- Try it: Copy out the entries exactly, and wherever a picture appears, leave it out.

- Records supplied:
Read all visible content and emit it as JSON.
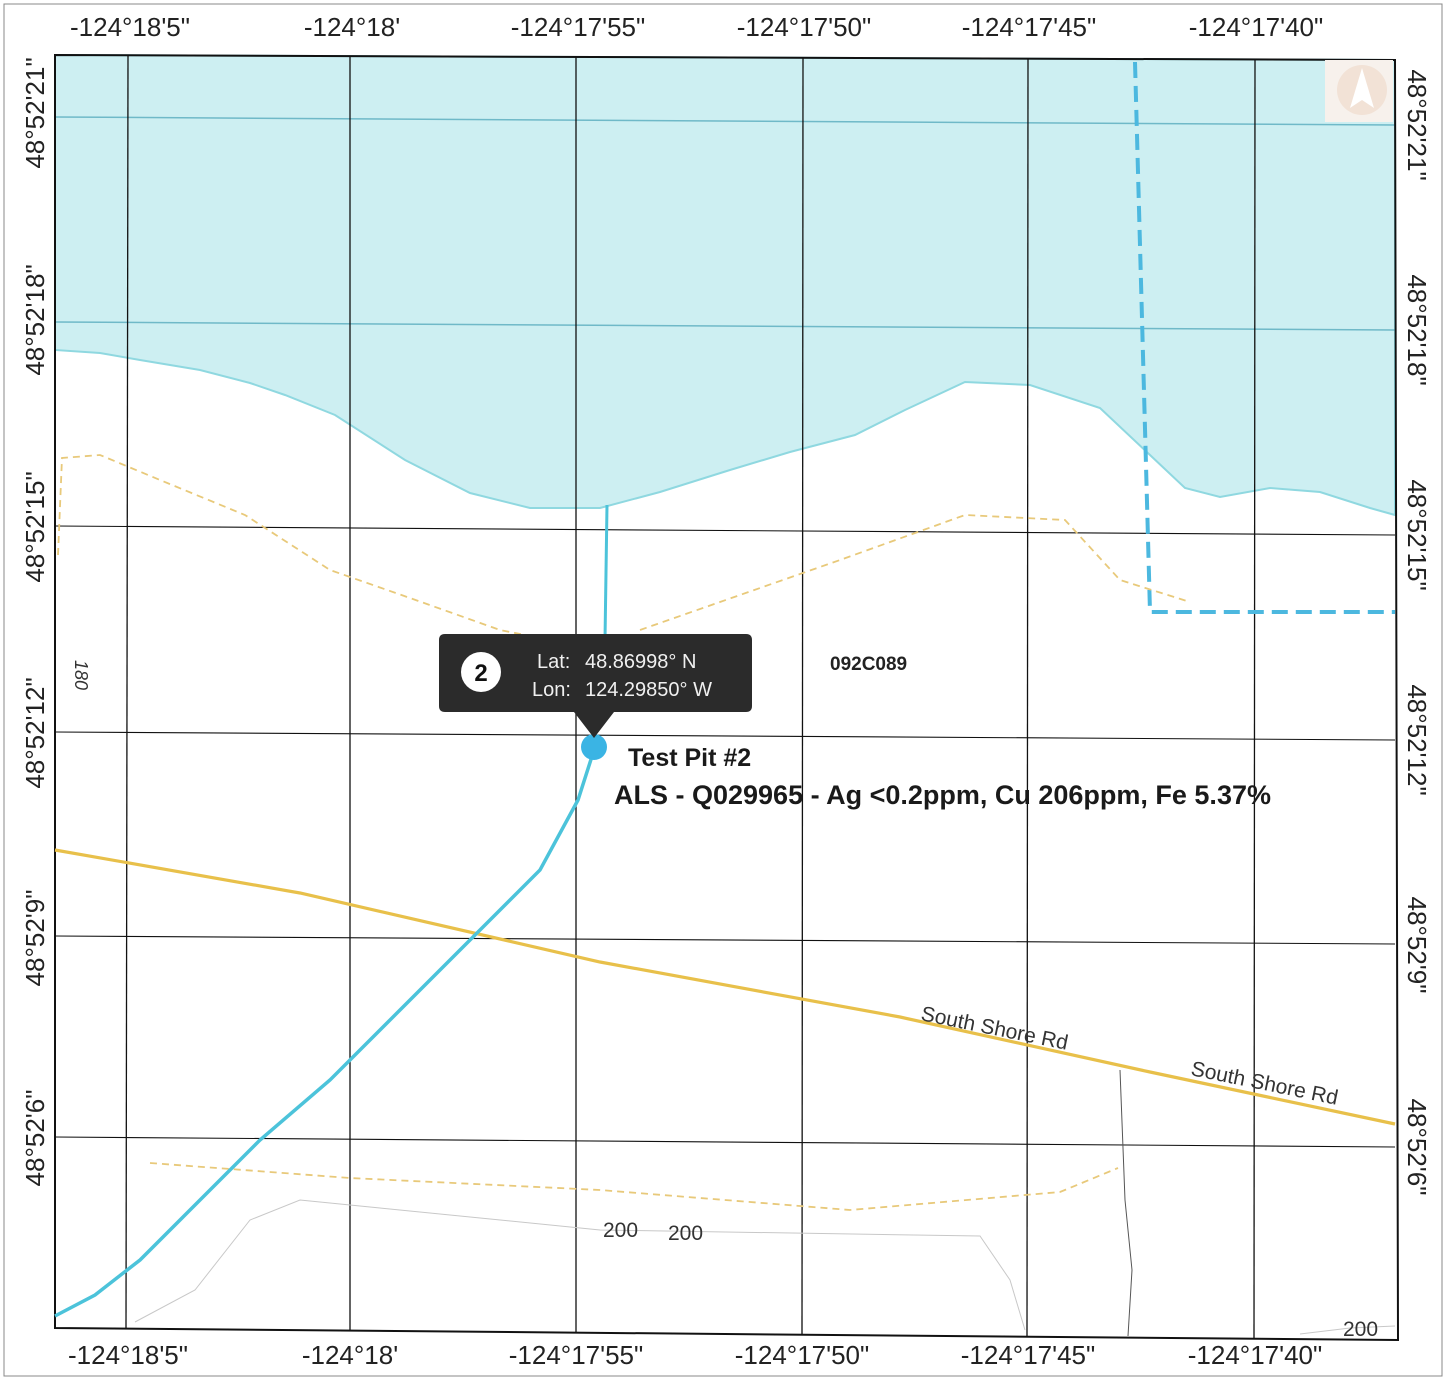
{
  "axes": {
    "top_lon_labels": [
      "-124°18'5\"",
      "-124°18'",
      "-124°17'55\"",
      "-124°17'50\"",
      "-124°17'45\"",
      "-124°17'40\""
    ],
    "bottom_lon_labels": [
      "-124°18'5\"",
      "-124°18'",
      "-124°17'55\"",
      "-124°17'50\"",
      "-124°17'45\"",
      "-124°17'40\""
    ],
    "left_lat_labels": [
      "48°52'21\"",
      "48°52'18\"",
      "48°52'15\"",
      "48°52'12\"",
      "48°52'9\"",
      "48°52'6\""
    ],
    "right_lat_labels": [
      "48°52'21\"",
      "48°52'18\"",
      "48°52'15\"",
      "48°52'12\"",
      "48°52'9\"",
      "48°52'6\""
    ]
  },
  "marker": {
    "number": "2",
    "lat_label": "Lat:",
    "lat_value": "48.86998° N",
    "lon_label": "Lon:",
    "lon_value": "124.29850° W",
    "title": "Test Pit #2",
    "assay": "ALS - Q029965 - Ag <0.2ppm, Cu 206ppm, Fe 5.37%"
  },
  "map_labels": {
    "claim_id": "092C089",
    "contour_180": "180",
    "contour_200_a": "200",
    "contour_200_b": "200",
    "contour_200_c": "200",
    "road_1": "South Shore Rd",
    "road_2": "South Shore Rd"
  },
  "colors": {
    "water": "#cdeff2",
    "water_edge": "#8fd8e0",
    "stream": "#4cc3da",
    "boundary": "#4cb8df",
    "road": "#e8c04a",
    "trail": "#e8c97a",
    "grid": "#111111",
    "callout_bg": "#2b2b2b",
    "marker": "#3ab4e4"
  }
}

- Expected answer:
Read all visible content and emit it as JSON.
{
  "axes": {
    "top_lon_labels": [
      "-124°18'5\"",
      "-124°18'",
      "-124°17'55\"",
      "-124°17'50\"",
      "-124°17'45\"",
      "-124°17'40\""
    ],
    "bottom_lon_labels": [
      "-124°18'5\"",
      "-124°18'",
      "-124°17'55\"",
      "-124°17'50\"",
      "-124°17'45\"",
      "-124°17'40\""
    ],
    "left_lat_labels": [
      "48°52'21\"",
      "48°52'18\"",
      "48°52'15\"",
      "48°52'12\"",
      "48°52'9\"",
      "48°52'6\""
    ],
    "right_lat_labels": [
      "48°52'21\"",
      "48°52'18\"",
      "48°52'15\"",
      "48°52'12\"",
      "48°52'9\"",
      "48°52'6\""
    ]
  },
  "marker": {
    "number": "2",
    "lat_label": "Lat:",
    "lat_value": "48.86998° N",
    "lon_label": "Lon:",
    "lon_value": "124.29850° W",
    "title": "Test Pit #2",
    "assay": "ALS - Q029965 - Ag <0.2ppm, Cu 206ppm, Fe 5.37%"
  },
  "map_labels": {
    "claim_id": "092C089",
    "contour_180": "180",
    "contour_200_a": "200",
    "contour_200_b": "200",
    "contour_200_c": "200",
    "road_1": "South Shore Rd",
    "road_2": "South Shore Rd"
  },
  "colors": {
    "water": "#cdeff2",
    "water_edge": "#8fd8e0",
    "stream": "#4cc3da",
    "boundary": "#4cb8df",
    "road": "#e8c04a",
    "trail": "#e8c97a",
    "grid": "#111111",
    "callout_bg": "#2b2b2b",
    "marker": "#3ab4e4"
  }
}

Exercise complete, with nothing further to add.